Dataset entries on figures:
_ _ _ _ _ _ _
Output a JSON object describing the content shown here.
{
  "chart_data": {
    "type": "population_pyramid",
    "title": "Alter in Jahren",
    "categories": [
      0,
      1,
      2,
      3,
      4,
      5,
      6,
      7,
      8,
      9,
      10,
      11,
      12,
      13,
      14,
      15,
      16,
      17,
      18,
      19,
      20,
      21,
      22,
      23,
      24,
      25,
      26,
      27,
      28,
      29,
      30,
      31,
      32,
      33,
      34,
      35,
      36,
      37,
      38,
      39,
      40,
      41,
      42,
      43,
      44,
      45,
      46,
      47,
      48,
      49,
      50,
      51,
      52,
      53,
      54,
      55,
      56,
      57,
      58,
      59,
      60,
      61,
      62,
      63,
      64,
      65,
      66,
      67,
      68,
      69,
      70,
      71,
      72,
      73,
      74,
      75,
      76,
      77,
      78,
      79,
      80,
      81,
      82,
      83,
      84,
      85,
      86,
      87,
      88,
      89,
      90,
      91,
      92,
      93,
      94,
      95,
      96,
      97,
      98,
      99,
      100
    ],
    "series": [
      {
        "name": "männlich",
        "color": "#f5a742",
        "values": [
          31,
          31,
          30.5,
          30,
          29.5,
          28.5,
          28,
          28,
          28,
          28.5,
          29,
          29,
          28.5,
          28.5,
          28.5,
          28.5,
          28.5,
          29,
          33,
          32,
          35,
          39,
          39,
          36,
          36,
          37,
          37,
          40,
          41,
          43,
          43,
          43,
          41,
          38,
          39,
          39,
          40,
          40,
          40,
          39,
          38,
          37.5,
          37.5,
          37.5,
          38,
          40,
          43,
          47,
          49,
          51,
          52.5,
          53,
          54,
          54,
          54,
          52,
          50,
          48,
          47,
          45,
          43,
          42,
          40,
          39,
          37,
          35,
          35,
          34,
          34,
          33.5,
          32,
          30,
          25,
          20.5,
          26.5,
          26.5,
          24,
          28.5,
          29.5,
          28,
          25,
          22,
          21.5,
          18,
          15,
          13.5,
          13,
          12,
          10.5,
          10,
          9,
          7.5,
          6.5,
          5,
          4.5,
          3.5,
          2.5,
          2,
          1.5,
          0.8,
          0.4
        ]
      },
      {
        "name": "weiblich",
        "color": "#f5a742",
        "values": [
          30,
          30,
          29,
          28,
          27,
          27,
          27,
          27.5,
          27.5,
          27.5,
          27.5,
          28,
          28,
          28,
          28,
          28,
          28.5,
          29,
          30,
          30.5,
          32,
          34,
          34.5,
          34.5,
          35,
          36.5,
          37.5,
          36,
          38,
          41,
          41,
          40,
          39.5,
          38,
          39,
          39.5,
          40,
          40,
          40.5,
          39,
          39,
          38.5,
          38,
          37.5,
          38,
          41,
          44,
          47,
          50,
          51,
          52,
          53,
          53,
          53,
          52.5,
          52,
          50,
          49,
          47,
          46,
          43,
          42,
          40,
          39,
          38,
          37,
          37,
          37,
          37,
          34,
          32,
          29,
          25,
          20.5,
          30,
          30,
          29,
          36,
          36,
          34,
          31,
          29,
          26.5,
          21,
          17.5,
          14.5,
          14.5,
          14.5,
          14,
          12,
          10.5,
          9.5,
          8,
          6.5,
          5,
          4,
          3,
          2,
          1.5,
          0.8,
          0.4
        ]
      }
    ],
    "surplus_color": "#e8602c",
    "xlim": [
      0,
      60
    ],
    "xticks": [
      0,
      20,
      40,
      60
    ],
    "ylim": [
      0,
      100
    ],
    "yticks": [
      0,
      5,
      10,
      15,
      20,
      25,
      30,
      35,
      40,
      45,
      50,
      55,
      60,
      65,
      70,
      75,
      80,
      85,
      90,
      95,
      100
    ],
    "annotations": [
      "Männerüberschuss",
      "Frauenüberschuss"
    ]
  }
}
_ _ _ _ _ _ _
◆ **Aim of the task**:
Exactly as shown above, return every record.

◆ **Output for this exercise**:
Output a JSON object describing the content shown here.
{
  "chart_data": {
    "type": "population_pyramid",
    "title": "Alter in Jahren",
    "categories": [
      0,
      1,
      2,
      3,
      4,
      5,
      6,
      7,
      8,
      9,
      10,
      11,
      12,
      13,
      14,
      15,
      16,
      17,
      18,
      19,
      20,
      21,
      22,
      23,
      24,
      25,
      26,
      27,
      28,
      29,
      30,
      31,
      32,
      33,
      34,
      35,
      36,
      37,
      38,
      39,
      40,
      41,
      42,
      43,
      44,
      45,
      46,
      47,
      48,
      49,
      50,
      51,
      52,
      53,
      54,
      55,
      56,
      57,
      58,
      59,
      60,
      61,
      62,
      63,
      64,
      65,
      66,
      67,
      68,
      69,
      70,
      71,
      72,
      73,
      74,
      75,
      76,
      77,
      78,
      79,
      80,
      81,
      82,
      83,
      84,
      85,
      86,
      87,
      88,
      89,
      90,
      91,
      92,
      93,
      94,
      95,
      96,
      97,
      98,
      99,
      100
    ],
    "series": [
      {
        "name": "männlich",
        "color": "#f5a742",
        "values": [
          31,
          31,
          30.5,
          30,
          29.5,
          28.5,
          28,
          28,
          28,
          28.5,
          29,
          29,
          28.5,
          28.5,
          28.5,
          28.5,
          28.5,
          29,
          33,
          32,
          35,
          39,
          39,
          36,
          36,
          37,
          37,
          40,
          41,
          43,
          43,
          43,
          41,
          38,
          39,
          39,
          40,
          40,
          40,
          39,
          38,
          37.5,
          37.5,
          37.5,
          38,
          40,
          43,
          47,
          49,
          51,
          52.5,
          53,
          54,
          54,
          54,
          52,
          50,
          48,
          47,
          45,
          43,
          42,
          40,
          39,
          37,
          35,
          35,
          34,
          34,
          33.5,
          32,
          30,
          25,
          20.5,
          26.5,
          26.5,
          24,
          28.5,
          29.5,
          28,
          25,
          22,
          21.5,
          18,
          15,
          13.5,
          13,
          12,
          10.5,
          10,
          9,
          7.5,
          6.5,
          5,
          4.5,
          3.5,
          2.5,
          2,
          1.5,
          0.8,
          0.4
        ]
      },
      {
        "name": "weiblich",
        "color": "#f5a742",
        "values": [
          30,
          30,
          29,
          28,
          27,
          27,
          27,
          27.5,
          27.5,
          27.5,
          27.5,
          28,
          28,
          28,
          28,
          28,
          28.5,
          29,
          30,
          30.5,
          32,
          34,
          34.5,
          34.5,
          35,
          36.5,
          37.5,
          36,
          38,
          41,
          41,
          40,
          39.5,
          38,
          39,
          39.5,
          40,
          40,
          40.5,
          39,
          39,
          38.5,
          38,
          37.5,
          38,
          41,
          44,
          47,
          50,
          51,
          52,
          53,
          53,
          53,
          52.5,
          52,
          50,
          49,
          47,
          46,
          43,
          42,
          40,
          39,
          38,
          37,
          37,
          37,
          37,
          34,
          32,
          29,
          25,
          20.5,
          30,
          30,
          29,
          36,
          36,
          34,
          31,
          29,
          26.5,
          21,
          17.5,
          14.5,
          14.5,
          14.5,
          14,
          12,
          10.5,
          9.5,
          8,
          6.5,
          5,
          4,
          3,
          2,
          1.5,
          0.8,
          0.4
        ]
      }
    ],
    "surplus_color": "#e8602c",
    "xlim": [
      0,
      60
    ],
    "xticks": [
      0,
      20,
      40,
      60
    ],
    "ylim": [
      0,
      100
    ],
    "yticks": [
      0,
      5,
      10,
      15,
      20,
      25,
      30,
      35,
      40,
      45,
      50,
      55,
      60,
      65,
      70,
      75,
      80,
      85,
      90,
      95,
      100
    ],
    "annotations": [
      "Männerüberschuss",
      "Frauenüberschuss"
    ]
  }
}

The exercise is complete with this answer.